### STATED GOAL:
Check each line of the records for "shown"; collect those that have it.

···

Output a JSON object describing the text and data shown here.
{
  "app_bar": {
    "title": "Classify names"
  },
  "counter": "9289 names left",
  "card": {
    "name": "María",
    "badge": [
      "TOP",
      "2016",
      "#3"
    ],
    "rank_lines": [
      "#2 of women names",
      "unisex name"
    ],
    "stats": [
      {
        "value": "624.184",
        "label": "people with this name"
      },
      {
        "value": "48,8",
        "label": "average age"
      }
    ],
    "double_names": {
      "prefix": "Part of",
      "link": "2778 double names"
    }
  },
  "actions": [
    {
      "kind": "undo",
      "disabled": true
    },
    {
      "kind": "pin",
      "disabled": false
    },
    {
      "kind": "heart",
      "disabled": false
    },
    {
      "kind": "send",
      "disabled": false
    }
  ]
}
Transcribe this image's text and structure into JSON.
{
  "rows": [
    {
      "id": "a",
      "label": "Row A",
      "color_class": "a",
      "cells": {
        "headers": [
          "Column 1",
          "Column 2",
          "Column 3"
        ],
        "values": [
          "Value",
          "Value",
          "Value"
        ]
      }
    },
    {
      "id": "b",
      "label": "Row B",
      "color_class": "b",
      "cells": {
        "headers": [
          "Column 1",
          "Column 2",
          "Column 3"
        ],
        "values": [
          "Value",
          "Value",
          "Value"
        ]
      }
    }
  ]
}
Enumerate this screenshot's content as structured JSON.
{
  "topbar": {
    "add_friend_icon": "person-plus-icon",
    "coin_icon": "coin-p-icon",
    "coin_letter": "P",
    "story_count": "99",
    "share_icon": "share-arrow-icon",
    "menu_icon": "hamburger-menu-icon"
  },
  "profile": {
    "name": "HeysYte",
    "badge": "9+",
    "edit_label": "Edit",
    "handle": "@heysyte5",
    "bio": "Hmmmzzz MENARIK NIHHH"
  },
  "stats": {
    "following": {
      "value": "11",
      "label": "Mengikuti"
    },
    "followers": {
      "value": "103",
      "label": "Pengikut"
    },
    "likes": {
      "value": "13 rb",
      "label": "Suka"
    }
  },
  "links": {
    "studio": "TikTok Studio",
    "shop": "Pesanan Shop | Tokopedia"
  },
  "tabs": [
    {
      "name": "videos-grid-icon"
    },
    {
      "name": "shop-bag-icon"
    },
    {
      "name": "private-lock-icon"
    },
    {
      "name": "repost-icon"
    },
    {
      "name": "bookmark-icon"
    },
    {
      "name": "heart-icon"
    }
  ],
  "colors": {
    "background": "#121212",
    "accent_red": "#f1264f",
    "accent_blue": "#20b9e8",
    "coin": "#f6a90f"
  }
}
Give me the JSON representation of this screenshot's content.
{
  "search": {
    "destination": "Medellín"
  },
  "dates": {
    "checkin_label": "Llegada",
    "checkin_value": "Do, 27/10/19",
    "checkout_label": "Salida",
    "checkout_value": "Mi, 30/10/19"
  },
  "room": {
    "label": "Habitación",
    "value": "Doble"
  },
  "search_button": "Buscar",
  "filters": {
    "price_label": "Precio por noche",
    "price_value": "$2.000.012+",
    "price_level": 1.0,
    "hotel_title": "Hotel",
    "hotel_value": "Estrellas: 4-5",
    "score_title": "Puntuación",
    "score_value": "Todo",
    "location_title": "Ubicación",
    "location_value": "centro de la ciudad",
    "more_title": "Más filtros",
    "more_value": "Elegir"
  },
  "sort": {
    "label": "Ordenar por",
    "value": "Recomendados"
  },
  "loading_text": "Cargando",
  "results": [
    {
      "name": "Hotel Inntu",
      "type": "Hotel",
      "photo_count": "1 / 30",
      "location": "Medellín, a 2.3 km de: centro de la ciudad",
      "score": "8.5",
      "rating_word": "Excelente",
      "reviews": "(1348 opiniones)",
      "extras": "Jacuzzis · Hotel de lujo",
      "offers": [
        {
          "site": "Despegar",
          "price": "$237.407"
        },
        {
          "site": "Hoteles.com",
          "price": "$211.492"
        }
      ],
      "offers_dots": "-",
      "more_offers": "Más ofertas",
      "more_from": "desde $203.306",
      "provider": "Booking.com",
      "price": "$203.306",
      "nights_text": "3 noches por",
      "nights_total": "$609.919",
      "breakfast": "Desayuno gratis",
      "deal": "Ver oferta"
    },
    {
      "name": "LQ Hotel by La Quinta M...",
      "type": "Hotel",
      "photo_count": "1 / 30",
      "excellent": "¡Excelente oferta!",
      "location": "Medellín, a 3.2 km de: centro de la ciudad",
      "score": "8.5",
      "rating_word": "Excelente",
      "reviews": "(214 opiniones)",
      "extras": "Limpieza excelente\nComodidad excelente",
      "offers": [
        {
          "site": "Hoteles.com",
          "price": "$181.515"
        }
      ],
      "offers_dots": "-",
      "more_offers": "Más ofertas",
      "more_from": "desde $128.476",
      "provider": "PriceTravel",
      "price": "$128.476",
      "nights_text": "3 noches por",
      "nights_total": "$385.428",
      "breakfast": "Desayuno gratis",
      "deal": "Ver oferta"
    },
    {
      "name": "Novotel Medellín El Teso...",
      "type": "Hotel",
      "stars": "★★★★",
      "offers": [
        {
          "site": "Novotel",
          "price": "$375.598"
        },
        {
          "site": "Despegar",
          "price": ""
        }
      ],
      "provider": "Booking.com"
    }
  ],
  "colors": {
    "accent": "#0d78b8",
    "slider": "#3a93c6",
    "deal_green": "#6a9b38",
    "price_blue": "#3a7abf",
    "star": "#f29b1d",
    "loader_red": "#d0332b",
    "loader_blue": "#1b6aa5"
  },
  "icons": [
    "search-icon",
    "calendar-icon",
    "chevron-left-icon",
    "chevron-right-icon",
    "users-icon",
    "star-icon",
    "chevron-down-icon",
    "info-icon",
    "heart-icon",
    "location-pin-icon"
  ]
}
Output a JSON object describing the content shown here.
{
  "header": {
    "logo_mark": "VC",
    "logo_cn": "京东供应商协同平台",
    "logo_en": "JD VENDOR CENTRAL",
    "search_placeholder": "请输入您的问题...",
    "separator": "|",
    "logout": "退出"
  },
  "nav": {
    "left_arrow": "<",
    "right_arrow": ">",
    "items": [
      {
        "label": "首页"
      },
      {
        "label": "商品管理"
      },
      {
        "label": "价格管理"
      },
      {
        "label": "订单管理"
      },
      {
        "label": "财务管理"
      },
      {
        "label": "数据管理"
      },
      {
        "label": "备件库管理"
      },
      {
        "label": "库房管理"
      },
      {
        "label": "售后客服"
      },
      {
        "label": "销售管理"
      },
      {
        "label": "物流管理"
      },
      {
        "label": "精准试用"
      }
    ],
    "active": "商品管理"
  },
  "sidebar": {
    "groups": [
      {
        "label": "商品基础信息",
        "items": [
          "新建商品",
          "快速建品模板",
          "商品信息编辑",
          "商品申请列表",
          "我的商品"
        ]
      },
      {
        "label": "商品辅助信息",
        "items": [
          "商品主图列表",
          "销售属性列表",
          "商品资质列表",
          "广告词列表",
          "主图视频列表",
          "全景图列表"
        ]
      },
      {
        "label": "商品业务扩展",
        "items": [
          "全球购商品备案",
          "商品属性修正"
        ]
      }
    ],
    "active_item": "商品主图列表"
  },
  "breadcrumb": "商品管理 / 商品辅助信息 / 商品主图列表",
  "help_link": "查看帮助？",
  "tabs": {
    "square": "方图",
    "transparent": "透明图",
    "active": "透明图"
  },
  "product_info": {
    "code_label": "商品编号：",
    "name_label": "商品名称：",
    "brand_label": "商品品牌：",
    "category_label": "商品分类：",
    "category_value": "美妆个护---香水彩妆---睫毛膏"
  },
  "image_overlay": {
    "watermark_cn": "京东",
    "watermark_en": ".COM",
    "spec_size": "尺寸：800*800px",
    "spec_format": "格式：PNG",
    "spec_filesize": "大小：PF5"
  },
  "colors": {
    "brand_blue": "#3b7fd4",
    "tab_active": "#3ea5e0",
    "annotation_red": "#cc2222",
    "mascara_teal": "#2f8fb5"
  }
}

···

### FINAL ANSWER:
Output a JSON object describing the text and data shown here.
Output a JSON object describing the content shown here.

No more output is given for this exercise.